*Task details*:
Look over the lines below. Report each one that includes the string "image".
--- start Provided data ---
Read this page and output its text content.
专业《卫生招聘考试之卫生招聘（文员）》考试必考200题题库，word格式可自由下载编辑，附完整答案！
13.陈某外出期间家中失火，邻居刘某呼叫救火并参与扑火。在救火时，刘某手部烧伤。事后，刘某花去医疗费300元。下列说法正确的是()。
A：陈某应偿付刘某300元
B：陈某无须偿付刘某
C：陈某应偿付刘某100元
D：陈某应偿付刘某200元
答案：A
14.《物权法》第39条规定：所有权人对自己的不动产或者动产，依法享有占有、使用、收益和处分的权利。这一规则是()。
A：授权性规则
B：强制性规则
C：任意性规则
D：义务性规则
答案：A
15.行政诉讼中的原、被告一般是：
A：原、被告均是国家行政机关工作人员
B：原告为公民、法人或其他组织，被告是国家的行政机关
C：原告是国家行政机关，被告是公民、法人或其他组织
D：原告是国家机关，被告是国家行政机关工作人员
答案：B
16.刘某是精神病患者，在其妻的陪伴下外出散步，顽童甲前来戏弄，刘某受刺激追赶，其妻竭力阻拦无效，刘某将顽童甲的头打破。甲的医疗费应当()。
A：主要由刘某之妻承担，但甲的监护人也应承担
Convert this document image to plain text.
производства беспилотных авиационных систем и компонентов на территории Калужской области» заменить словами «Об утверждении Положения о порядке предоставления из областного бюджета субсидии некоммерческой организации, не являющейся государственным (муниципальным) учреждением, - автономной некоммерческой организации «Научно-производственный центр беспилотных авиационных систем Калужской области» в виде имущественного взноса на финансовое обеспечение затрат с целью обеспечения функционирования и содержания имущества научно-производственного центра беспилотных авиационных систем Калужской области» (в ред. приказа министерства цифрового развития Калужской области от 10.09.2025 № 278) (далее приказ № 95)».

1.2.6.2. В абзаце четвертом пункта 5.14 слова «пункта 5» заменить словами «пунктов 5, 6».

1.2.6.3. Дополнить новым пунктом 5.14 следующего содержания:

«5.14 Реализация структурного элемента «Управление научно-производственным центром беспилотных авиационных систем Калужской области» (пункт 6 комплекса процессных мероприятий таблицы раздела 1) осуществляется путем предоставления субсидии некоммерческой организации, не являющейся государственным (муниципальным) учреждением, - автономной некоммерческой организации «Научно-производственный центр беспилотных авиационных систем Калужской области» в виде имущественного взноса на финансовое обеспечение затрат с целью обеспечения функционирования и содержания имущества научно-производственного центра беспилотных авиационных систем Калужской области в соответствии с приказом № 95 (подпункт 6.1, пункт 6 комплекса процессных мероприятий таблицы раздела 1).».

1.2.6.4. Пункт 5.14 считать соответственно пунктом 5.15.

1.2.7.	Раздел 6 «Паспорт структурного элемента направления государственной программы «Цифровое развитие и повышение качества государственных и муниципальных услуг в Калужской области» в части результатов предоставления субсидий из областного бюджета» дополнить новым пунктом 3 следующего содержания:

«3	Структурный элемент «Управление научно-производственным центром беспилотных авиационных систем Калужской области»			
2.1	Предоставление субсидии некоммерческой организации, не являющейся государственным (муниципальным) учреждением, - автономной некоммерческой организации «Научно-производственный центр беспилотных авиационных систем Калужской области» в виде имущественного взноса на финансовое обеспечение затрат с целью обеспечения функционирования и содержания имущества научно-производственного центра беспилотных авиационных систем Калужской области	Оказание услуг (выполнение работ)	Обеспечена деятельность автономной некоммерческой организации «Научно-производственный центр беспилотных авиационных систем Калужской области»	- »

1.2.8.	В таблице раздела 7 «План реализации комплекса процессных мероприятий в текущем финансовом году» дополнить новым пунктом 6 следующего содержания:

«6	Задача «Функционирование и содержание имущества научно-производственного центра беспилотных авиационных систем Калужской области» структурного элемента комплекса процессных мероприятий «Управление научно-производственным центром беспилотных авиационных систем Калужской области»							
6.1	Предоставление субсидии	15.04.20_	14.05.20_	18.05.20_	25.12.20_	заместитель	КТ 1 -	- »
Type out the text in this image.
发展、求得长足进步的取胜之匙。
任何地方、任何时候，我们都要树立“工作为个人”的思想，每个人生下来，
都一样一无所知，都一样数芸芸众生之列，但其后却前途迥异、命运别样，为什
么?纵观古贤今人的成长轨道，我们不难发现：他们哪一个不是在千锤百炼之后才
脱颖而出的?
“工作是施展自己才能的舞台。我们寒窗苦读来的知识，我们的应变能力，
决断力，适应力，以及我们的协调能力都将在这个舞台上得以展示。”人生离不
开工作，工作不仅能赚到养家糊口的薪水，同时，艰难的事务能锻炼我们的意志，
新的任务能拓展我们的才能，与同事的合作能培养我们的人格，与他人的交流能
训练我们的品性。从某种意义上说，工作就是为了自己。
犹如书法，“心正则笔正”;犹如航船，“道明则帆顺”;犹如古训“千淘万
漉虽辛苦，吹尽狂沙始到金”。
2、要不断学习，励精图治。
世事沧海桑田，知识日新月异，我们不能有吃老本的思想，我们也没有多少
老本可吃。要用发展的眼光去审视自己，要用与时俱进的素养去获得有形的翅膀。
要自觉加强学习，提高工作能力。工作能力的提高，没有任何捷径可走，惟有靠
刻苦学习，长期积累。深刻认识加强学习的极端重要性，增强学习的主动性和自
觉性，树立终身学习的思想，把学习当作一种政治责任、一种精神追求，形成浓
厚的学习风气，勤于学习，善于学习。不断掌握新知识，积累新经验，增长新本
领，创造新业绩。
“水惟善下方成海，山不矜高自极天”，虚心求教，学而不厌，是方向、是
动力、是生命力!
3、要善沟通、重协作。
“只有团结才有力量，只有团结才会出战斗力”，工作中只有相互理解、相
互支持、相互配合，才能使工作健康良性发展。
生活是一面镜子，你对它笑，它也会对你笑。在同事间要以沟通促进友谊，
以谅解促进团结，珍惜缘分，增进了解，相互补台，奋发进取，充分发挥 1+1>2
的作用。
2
--- end Provided data ---
*Solved exercise*:
Convert this document image to plain text.
Type out the text in this image.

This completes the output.